— Begin —

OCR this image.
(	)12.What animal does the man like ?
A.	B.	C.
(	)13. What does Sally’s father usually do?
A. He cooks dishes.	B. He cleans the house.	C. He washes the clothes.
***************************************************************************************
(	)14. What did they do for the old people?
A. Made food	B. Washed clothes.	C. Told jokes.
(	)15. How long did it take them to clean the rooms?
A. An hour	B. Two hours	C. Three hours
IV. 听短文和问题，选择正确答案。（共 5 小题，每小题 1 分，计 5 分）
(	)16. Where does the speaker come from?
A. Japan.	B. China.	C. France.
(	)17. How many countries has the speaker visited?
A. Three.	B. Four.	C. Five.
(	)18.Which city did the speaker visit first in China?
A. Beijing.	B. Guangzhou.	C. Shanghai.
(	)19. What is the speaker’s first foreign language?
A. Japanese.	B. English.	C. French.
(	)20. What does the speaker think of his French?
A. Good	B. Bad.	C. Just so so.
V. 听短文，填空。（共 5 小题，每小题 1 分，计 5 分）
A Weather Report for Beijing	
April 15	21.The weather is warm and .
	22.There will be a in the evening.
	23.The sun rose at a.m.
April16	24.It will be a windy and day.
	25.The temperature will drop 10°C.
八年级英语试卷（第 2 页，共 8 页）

— End —

▸ What to do
Write the entries again, exactly as they stand.

▸ Output of the exercise
OCR this image.
(	)12.What animal does the man like ?
A.	B.	C.
(	)13. What does Sally’s father usually do?
A. He cooks dishes.	B. He cleans the house.	C. He washes the clothes.
***************************************************************************************
(	)14. What did they do for the old people?
A. Made food	B. Washed clothes.	C. Told jokes.
(	)15. How long did it take them to clean the rooms?
A. An hour	B. Two hours	C. Three hours
IV. 听短文和问题，选择正确答案。（共 5 小题，每小题 1 分，计 5 分）
(	)16. Where does the speaker come from?
A. Japan.	B. China.	C. France.
(	)17. How many countries has the speaker visited?
A. Three.	B. Four.	C. Five.
(	)18.Which city did the speaker visit first in China?
A. Beijing.	B. Guangzhou.	C. Shanghai.
(	)19. What is the speaker’s first foreign language?
A. Japanese.	B. English.	C. French.
(	)20. What does the speaker think of his French?
A. Good	B. Bad.	C. Just so so.
V. 听短文，填空。（共 5 小题，每小题 1 分，计 5 分）
A Weather Report for Beijing	
April 15	21.The weather is warm and .
	22.There will be a in the evening.
	23.The sun rose at a.m.
April16	24.It will be a windy and day.
	25.The temperature will drop 10°C.
八年级英语试卷（第 2 页，共 8 页）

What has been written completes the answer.